Records from a data source:
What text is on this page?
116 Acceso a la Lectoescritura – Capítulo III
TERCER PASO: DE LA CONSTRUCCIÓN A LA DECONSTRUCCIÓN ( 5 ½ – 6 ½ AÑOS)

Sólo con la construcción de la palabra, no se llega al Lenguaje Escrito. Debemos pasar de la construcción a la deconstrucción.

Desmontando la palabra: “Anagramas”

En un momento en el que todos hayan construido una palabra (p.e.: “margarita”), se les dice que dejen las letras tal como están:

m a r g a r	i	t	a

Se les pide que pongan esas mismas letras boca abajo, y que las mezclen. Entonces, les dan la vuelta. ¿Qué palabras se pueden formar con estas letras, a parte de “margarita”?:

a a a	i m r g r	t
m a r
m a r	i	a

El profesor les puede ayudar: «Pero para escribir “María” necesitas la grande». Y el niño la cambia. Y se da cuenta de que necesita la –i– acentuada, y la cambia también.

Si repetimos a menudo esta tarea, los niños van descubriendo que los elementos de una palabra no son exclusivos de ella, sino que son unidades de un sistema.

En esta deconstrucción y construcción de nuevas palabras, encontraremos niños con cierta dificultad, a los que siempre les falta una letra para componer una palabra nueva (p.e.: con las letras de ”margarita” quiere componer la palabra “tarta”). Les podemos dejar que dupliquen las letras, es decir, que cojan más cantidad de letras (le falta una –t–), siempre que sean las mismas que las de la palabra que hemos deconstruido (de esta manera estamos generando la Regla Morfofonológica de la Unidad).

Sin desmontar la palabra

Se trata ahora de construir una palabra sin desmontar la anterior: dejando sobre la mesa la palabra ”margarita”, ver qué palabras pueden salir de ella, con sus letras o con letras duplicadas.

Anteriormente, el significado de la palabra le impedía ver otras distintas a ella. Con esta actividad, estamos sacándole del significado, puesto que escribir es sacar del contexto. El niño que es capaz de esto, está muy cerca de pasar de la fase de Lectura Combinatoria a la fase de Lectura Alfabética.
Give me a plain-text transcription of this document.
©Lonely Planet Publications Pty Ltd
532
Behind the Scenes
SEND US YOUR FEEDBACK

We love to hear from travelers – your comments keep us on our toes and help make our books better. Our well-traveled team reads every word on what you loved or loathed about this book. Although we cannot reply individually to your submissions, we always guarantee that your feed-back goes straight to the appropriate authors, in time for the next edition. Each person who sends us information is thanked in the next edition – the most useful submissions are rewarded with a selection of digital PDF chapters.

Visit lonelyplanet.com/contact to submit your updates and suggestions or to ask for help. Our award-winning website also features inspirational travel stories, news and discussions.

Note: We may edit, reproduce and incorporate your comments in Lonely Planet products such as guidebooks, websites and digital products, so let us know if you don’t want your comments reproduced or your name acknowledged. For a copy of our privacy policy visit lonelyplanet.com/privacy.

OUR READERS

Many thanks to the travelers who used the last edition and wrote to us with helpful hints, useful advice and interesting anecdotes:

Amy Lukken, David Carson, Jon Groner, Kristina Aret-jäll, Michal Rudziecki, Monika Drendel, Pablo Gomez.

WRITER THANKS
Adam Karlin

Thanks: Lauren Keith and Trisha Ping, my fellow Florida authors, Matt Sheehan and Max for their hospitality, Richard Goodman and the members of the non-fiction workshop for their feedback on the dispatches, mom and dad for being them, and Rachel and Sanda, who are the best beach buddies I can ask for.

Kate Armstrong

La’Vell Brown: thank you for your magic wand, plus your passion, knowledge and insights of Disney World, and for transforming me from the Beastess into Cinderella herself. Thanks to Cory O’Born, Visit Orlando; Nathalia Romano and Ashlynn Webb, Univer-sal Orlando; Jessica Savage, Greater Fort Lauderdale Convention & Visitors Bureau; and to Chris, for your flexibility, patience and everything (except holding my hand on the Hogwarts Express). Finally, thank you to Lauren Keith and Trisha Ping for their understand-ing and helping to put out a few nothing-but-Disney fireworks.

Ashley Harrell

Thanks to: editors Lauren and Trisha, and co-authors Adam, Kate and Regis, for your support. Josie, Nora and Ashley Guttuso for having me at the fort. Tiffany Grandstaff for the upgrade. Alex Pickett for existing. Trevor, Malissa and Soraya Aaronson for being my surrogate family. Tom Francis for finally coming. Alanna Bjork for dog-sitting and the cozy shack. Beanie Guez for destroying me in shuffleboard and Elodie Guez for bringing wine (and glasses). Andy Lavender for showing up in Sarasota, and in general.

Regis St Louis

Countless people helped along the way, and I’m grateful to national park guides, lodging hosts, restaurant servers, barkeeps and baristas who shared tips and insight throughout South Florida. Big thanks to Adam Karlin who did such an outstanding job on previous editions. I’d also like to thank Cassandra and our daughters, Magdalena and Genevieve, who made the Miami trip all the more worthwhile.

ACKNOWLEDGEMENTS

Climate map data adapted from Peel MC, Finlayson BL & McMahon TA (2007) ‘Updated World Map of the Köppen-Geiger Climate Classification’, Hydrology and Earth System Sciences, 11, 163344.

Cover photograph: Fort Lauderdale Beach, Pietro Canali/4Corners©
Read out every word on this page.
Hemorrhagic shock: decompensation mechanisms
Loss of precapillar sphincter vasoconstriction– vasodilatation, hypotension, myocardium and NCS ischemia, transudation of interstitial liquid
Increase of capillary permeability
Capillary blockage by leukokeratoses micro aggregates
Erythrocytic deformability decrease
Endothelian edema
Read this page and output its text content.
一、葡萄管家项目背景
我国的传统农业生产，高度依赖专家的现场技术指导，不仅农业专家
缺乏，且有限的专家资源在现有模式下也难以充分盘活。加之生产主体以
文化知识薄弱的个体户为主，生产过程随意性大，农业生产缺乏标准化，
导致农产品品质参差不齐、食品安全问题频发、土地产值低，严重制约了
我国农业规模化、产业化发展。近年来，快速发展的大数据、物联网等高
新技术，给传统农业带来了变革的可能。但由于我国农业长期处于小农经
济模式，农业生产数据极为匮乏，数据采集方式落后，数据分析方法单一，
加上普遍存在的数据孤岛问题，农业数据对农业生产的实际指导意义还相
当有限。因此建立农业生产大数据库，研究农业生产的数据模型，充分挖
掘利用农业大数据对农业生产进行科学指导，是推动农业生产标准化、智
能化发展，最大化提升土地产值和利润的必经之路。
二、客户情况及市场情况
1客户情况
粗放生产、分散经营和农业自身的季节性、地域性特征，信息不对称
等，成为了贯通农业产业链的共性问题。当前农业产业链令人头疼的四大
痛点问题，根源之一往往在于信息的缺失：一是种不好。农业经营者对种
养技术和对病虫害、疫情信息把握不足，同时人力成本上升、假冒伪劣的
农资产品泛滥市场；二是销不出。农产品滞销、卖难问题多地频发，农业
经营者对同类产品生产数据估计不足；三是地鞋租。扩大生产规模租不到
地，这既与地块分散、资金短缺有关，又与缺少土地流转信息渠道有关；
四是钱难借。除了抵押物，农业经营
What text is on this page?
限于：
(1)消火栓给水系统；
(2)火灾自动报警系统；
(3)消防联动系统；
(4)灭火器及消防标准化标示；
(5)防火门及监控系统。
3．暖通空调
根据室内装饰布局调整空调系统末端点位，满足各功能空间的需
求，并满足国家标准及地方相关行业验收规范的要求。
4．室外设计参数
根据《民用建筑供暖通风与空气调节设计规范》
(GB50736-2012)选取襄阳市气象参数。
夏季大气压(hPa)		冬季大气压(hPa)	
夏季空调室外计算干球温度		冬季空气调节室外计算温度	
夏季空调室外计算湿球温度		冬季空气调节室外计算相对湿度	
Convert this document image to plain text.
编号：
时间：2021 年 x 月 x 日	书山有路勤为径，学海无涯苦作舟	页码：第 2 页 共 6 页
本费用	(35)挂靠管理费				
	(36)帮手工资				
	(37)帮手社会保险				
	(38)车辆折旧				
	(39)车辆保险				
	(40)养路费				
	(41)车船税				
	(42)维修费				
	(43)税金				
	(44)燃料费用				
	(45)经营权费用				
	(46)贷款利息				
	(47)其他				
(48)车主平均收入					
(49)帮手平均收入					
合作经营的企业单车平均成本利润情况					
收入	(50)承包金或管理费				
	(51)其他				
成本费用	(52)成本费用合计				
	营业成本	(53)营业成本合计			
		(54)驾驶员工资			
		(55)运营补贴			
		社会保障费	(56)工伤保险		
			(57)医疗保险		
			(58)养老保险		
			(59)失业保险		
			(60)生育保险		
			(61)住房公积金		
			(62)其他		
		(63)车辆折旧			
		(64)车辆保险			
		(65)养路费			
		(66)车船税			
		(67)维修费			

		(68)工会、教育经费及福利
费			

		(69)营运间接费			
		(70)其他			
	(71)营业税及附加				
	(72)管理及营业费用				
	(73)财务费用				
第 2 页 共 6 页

EXERCISE GOAL: Gather up the lines containing the word "Lauren" from these records and copy them.

EXERCISE SOLUTION:
Thanks: Lauren Keith and Trisha Ping, my fellow Florida authors, Matt Sheehan and Max for their hospitality, Richard Goodman and the members of the non-fiction workshop for their feedback on the dispatches, mom and dad for being them, and Rachel and Sanda, who are the best beach buddies I can ask for.
La’Vell Brown: thank you for your magic wand, plus your passion, knowledge and insights of Disney World, and for transforming me from the Beastess into Cinderella herself. Thanks to Cory O’Born, Visit Orlando; Nathalia Romano and Ashlynn Webb, Univer-sal Orlando; Jessica Savage, Greater Fort Lauderdale Convention & Visitors Bureau; and to Chris, for your flexibility, patience and everything (except holding my hand on the Hogwarts Express). Finally, thank you to Lauren Keith and Trisha Ping for their understand-ing and helping to put out a few nothing-but-Disney fireworks.
Thanks to: editors Lauren and Trisha, and co-authors Adam, Kate and Regis, for your support. Josie, Nora and Ashley Guttuso for having me at the fort. Tiffany Grandstaff for the upgrade. Alex Pickett for existing. Trevor, Malissa and Soraya Aaronson for being my surrogate family. Tom Francis for finally coming. Alanna Bjork for dog-sitting and the cozy shack. Beanie Guez for destroying me in shuffleboard and Elodie Guez for bringing wine (and glasses). Andy Lavender for showing up in Sarasota, and in general.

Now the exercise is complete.